Job:
The records below are to be quoted in full; please keep every word exact.

Excerpted data:
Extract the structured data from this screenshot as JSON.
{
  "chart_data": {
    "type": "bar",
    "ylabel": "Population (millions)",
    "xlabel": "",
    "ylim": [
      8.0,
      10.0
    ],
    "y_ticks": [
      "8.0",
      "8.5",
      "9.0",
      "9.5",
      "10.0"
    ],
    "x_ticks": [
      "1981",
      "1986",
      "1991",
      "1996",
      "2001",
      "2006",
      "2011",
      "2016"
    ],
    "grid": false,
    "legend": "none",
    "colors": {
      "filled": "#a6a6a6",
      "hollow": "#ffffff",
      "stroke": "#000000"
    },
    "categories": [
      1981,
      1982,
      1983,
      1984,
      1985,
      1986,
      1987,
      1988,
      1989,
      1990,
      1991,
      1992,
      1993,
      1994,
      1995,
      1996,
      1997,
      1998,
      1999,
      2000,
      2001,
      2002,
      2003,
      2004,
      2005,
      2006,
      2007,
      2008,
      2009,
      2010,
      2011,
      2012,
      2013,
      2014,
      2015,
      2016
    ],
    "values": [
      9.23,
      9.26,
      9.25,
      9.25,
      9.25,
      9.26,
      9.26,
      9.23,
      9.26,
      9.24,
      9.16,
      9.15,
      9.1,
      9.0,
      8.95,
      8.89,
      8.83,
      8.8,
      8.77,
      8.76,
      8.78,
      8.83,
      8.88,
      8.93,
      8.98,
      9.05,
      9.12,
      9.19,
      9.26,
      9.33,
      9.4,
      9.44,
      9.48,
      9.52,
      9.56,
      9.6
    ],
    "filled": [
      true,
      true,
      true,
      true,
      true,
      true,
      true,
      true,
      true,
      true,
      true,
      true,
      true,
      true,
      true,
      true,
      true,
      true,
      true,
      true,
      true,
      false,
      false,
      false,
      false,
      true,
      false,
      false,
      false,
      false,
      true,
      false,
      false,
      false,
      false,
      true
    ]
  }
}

Output for this exercise:
Extract the structured data from this screenshot as JSON.
{
  "chart_data": {
    "type": "bar",
    "ylabel": "Population (millions)",
    "xlabel": "",
    "ylim": [
      8.0,
      10.0
    ],
    "y_ticks": [
      "8.0",
      "8.5",
      "9.0",
      "9.5",
      "10.0"
    ],
    "x_ticks": [
      "1981",
      "1986",
      "1991",
      "1996",
      "2001",
      "2006",
      "2011",
      "2016"
    ],
    "grid": false,
    "legend": "none",
    "colors": {
      "filled": "#a6a6a6",
      "hollow": "#ffffff",
      "stroke": "#000000"
    },
    "categories": [
      1981,
      1982,
      1983,
      1984,
      1985,
      1986,
      1987,
      1988,
      1989,
      1990,
      1991,
      1992,
      1993,
      1994,
      1995,
      1996,
      1997,
      1998,
      1999,
      2000,
      2001,
      2002,
      2003,
      2004,
      2005,
      2006,
      2007,
      2008,
      2009,
      2010,
      2011,
      2012,
      2013,
      2014,
      2015,
      2016
    ],
    "values": [
      9.23,
      9.26,
      9.25,
      9.25,
      9.25,
      9.26,
      9.26,
      9.23,
      9.26,
      9.24,
      9.16,
      9.15,
      9.1,
      9.0,
      8.95,
      8.89,
      8.83,
      8.8,
      8.77,
      8.76,
      8.78,
      8.83,
      8.88,
      8.93,
      8.98,
      9.05,
      9.12,
      9.19,
      9.26,
      9.33,
      9.4,
      9.44,
      9.48,
      9.52,
      9.56,
      9.6
    ],
    "filled": [
      true,
      true,
      true,
      true,
      true,
      true,
      true,
      true,
      true,
      true,
      true,
      true,
      true,
      true,
      true,
      true,
      true,
      true,
      true,
      true,
      true,
      false,
      false,
      false,
      false,
      true,
      false,
      false,
      false,
      false,
      true,
      false,
      false,
      false,
      false,
      true
    ]
  }
}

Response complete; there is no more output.